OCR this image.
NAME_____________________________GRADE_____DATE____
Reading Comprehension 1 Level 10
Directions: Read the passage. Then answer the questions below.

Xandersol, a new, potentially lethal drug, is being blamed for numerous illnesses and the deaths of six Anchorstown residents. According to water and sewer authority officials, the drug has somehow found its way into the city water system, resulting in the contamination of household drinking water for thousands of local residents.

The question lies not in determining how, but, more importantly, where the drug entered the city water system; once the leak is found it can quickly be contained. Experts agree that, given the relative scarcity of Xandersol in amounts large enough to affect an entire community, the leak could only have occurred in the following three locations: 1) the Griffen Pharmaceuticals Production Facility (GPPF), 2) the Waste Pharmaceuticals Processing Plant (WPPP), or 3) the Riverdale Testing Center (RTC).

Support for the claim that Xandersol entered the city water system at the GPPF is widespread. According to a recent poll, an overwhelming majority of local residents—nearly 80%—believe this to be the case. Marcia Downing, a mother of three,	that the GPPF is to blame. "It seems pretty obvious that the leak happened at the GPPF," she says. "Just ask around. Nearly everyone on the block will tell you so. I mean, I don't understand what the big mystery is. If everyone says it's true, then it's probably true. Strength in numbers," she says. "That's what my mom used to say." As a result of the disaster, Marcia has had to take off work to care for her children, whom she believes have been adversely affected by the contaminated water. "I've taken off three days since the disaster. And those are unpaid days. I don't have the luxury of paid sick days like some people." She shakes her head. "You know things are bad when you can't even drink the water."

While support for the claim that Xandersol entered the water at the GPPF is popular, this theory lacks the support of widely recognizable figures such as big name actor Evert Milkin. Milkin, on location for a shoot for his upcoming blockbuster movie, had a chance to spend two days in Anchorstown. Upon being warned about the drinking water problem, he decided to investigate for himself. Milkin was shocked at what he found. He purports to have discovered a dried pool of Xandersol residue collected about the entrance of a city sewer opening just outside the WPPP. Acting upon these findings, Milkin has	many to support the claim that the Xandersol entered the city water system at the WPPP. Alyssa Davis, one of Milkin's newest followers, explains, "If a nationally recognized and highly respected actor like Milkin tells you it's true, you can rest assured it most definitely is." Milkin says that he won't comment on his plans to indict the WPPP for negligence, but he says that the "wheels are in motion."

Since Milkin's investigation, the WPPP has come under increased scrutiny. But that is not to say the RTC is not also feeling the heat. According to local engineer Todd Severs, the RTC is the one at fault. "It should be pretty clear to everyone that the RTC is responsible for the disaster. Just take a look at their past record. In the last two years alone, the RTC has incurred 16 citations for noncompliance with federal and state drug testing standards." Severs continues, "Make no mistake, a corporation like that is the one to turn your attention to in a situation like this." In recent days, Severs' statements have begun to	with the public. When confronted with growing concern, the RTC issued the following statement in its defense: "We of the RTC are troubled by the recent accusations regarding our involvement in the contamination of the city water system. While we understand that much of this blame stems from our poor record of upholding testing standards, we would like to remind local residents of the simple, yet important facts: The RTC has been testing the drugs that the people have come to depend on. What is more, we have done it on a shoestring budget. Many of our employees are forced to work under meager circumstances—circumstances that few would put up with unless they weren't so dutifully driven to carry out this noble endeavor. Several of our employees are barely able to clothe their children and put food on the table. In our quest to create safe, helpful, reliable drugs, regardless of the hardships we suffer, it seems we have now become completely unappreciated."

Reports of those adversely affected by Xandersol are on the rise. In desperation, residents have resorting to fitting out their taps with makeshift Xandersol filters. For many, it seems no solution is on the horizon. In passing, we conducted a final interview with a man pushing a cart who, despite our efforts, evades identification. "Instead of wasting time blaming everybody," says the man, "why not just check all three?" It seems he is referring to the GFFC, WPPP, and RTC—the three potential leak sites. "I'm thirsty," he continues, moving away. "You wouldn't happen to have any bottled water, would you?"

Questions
------------------------------------
▸ Requirements:
Repeat all of the records above exactly as written.

▸ The response:
OCR this image.
NAME_____________________________GRADE_____DATE____
Reading Comprehension 1 Level 10
Directions: Read the passage. Then answer the questions below.

Xandersol, a new, potentially lethal drug, is being blamed for numerous illnesses and the deaths of six Anchorstown residents. According to water and sewer authority officials, the drug has somehow found its way into the city water system, resulting in the contamination of household drinking water for thousands of local residents.

The question lies not in determining how, but, more importantly, where the drug entered the city water system; once the leak is found it can quickly be contained. Experts agree that, given the relative scarcity of Xandersol in amounts large enough to affect an entire community, the leak could only have occurred in the following three locations: 1) the Griffen Pharmaceuticals Production Facility (GPPF), 2) the Waste Pharmaceuticals Processing Plant (WPPP), or 3) the Riverdale Testing Center (RTC).

Support for the claim that Xandersol entered the city water system at the GPPF is widespread. According to a recent poll, an overwhelming majority of local residents—nearly 80%—believe this to be the case. Marcia Downing, a mother of three,	that the GPPF is to blame. "It seems pretty obvious that the leak happened at the GPPF," she says. "Just ask around. Nearly everyone on the block will tell you so. I mean, I don't understand what the big mystery is. If everyone says it's true, then it's probably true. Strength in numbers," she says. "That's what my mom used to say." As a result of the disaster, Marcia has had to take off work to care for her children, whom she believes have been adversely affected by the contaminated water. "I've taken off three days since the disaster. And those are unpaid days. I don't have the luxury of paid sick days like some people." She shakes her head. "You know things are bad when you can't even drink the water."

While support for the claim that Xandersol entered the water at the GPPF is popular, this theory lacks the support of widely recognizable figures such as big name actor Evert Milkin. Milkin, on location for a shoot for his upcoming blockbuster movie, had a chance to spend two days in Anchorstown. Upon being warned about the drinking water problem, he decided to investigate for himself. Milkin was shocked at what he found. He purports to have discovered a dried pool of Xandersol residue collected about the entrance of a city sewer opening just outside the WPPP. Acting upon these findings, Milkin has	many to support the claim that the Xandersol entered the city water system at the WPPP. Alyssa Davis, one of Milkin's newest followers, explains, "If a nationally recognized and highly respected actor like Milkin tells you it's true, you can rest assured it most definitely is." Milkin says that he won't comment on his plans to indict the WPPP for negligence, but he says that the "wheels are in motion."

Since Milkin's investigation, the WPPP has come under increased scrutiny. But that is not to say the RTC is not also feeling the heat. According to local engineer Todd Severs, the RTC is the one at fault. "It should be pretty clear to everyone that the RTC is responsible for the disaster. Just take a look at their past record. In the last two years alone, the RTC has incurred 16 citations for noncompliance with federal and state drug testing standards." Severs continues, "Make no mistake, a corporation like that is the one to turn your attention to in a situation like this." In recent days, Severs' statements have begun to	with the public. When confronted with growing concern, the RTC issued the following statement in its defense: "We of the RTC are troubled by the recent accusations regarding our involvement in the contamination of the city water system. While we understand that much of this blame stems from our poor record of upholding testing standards, we would like to remind local residents of the simple, yet important facts: The RTC has been testing the drugs that the people have come to depend on. What is more, we have done it on a shoestring budget. Many of our employees are forced to work under meager circumstances—circumstances that few would put up with unless they weren't so dutifully driven to carry out this noble endeavor. Several of our employees are barely able to clothe their children and put food on the table. In our quest to create safe, helpful, reliable drugs, regardless of the hardships we suffer, it seems we have now become completely unappreciated."

Reports of those adversely affected by Xandersol are on the rise. In desperation, residents have resorting to fitting out their taps with makeshift Xandersol filters. For many, it seems no solution is on the horizon. In passing, we conducted a final interview with a man pushing a cart who, despite our efforts, evades identification. "Instead of wasting time blaming everybody," says the man, "why not just check all three?" It seems he is referring to the GFFC, WPPP, and RTC—the three potential leak sites. "I'm thirsty," he continues, moving away. "You wouldn't happen to have any bottled water, would you?"

Questions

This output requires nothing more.